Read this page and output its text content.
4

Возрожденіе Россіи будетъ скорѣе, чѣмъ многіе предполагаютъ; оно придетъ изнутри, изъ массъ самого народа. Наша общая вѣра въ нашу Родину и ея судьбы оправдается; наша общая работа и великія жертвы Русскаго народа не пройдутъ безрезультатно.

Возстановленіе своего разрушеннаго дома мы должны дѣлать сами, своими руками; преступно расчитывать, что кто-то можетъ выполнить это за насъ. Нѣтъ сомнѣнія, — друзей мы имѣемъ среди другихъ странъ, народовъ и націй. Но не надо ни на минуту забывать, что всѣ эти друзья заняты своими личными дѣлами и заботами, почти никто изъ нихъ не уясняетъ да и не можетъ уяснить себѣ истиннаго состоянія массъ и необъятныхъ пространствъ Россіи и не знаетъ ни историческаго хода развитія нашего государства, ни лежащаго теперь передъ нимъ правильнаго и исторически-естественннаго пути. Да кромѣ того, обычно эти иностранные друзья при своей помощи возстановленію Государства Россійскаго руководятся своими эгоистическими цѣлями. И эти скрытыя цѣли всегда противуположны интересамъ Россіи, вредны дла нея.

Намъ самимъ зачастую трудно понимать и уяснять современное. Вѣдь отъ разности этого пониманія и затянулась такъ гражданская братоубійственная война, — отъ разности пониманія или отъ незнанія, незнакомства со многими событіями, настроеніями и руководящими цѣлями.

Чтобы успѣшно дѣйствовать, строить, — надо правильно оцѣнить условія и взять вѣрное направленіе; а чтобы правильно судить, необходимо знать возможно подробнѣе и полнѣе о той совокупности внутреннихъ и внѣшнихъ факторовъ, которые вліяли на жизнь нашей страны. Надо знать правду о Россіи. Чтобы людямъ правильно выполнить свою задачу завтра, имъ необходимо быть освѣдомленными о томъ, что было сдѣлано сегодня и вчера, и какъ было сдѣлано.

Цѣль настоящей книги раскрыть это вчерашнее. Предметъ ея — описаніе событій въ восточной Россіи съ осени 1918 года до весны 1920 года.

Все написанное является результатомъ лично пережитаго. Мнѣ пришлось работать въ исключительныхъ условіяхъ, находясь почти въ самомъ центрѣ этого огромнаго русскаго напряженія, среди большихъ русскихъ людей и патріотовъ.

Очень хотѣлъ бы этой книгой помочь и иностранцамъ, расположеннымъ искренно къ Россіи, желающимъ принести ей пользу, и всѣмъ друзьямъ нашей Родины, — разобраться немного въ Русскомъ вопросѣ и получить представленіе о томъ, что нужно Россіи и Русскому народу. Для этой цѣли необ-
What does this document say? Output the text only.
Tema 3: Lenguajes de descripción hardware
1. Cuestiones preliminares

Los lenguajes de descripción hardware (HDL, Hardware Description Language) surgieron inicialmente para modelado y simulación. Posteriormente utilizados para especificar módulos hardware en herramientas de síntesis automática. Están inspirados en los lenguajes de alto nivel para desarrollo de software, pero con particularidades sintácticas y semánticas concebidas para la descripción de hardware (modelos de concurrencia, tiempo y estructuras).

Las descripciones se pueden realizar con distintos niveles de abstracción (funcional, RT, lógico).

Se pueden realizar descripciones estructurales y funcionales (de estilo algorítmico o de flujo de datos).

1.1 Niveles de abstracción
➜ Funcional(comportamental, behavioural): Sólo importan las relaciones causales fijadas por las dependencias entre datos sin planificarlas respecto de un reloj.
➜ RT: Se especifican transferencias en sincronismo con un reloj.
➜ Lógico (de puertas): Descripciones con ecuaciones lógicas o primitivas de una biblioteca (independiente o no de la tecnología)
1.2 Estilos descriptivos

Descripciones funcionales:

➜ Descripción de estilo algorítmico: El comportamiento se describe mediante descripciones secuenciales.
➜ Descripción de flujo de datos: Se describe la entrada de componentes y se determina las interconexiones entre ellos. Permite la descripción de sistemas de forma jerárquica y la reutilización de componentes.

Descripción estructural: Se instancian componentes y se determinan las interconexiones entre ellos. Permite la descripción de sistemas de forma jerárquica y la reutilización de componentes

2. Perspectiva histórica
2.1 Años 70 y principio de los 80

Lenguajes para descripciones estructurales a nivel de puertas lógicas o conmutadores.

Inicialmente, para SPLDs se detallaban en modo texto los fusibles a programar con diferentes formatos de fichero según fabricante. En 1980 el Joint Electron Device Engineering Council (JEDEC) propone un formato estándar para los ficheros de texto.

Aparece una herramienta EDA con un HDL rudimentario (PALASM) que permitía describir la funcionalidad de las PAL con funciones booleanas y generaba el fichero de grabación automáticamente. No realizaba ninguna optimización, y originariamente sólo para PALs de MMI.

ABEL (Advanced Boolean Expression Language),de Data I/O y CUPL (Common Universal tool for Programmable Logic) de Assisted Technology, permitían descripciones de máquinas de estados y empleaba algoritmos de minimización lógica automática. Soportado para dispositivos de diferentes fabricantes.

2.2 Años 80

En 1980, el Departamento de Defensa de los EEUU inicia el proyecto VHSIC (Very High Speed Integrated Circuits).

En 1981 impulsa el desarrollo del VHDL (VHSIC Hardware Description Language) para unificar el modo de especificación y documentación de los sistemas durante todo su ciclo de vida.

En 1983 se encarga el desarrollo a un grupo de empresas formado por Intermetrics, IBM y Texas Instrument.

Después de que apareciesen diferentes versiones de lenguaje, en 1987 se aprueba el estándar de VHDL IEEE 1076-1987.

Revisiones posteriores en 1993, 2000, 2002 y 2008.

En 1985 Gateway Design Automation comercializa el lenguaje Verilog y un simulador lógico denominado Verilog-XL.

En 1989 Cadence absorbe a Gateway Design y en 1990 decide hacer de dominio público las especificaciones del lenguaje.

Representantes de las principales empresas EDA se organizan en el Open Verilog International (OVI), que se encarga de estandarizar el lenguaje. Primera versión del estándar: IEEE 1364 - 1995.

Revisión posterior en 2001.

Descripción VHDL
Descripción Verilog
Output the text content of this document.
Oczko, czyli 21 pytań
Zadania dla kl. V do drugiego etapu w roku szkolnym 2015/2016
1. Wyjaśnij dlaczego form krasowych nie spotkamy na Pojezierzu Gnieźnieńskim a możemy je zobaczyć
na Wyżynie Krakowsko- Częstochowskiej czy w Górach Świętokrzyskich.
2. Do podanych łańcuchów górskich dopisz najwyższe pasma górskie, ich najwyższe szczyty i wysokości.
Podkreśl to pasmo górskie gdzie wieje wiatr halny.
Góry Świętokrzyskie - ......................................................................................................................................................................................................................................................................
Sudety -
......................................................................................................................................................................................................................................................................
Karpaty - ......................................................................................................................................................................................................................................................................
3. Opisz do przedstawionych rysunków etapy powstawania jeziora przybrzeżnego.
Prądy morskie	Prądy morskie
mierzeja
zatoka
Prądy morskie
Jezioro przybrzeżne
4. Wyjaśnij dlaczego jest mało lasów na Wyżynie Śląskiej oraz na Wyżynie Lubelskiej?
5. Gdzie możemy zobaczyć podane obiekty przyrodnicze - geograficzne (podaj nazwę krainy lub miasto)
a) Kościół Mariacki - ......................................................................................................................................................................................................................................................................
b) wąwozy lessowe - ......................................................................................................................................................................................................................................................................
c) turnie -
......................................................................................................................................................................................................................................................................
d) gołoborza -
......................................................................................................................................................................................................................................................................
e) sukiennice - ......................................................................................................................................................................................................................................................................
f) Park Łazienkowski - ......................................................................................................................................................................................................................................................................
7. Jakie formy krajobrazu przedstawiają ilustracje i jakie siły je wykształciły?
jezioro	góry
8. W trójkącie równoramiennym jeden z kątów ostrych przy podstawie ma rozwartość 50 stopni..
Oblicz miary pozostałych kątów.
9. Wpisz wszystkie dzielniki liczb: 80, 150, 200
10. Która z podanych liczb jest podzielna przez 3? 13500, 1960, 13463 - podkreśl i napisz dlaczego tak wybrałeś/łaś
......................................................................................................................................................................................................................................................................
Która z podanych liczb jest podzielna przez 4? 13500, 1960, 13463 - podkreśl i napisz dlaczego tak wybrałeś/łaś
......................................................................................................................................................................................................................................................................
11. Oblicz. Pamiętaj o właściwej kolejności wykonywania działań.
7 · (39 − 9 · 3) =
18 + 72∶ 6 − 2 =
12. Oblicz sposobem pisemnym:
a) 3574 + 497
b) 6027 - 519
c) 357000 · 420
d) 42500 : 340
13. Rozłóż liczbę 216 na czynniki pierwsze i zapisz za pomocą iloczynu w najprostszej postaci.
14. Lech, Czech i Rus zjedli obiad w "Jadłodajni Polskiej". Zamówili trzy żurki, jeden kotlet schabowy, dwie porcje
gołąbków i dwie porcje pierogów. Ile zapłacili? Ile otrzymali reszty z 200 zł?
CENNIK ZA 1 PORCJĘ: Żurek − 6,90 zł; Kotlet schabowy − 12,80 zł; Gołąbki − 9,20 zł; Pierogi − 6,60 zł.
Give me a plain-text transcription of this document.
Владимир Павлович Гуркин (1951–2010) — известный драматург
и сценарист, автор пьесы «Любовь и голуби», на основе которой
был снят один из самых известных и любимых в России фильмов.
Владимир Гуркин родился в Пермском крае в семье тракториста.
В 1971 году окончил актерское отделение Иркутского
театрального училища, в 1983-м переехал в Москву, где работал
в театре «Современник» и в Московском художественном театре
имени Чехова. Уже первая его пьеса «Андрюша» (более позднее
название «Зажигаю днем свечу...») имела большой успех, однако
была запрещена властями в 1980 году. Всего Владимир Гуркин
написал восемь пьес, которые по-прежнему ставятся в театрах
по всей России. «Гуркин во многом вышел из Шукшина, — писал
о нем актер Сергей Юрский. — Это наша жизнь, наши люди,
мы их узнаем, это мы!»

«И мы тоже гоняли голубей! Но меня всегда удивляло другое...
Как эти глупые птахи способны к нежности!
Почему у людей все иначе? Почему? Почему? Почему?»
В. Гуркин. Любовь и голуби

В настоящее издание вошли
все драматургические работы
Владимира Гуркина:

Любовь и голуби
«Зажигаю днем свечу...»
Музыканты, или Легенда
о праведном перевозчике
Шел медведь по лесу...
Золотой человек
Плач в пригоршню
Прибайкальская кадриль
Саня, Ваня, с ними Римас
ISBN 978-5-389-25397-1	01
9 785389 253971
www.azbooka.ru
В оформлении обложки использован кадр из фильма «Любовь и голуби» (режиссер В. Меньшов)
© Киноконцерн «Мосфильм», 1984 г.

• **DO THIS**
Gather up the lines containing the word "reloj" from these records and copy them.

• **EXERCISE OUTPUT**
➜ Funcional(comportamental, behavioural): Sólo importan las relaciones causales fijadas por las dependencias entre datos sin planificarlas respecto de un reloj.
➜ RT: Se especifican transferencias en sincronismo con un reloj.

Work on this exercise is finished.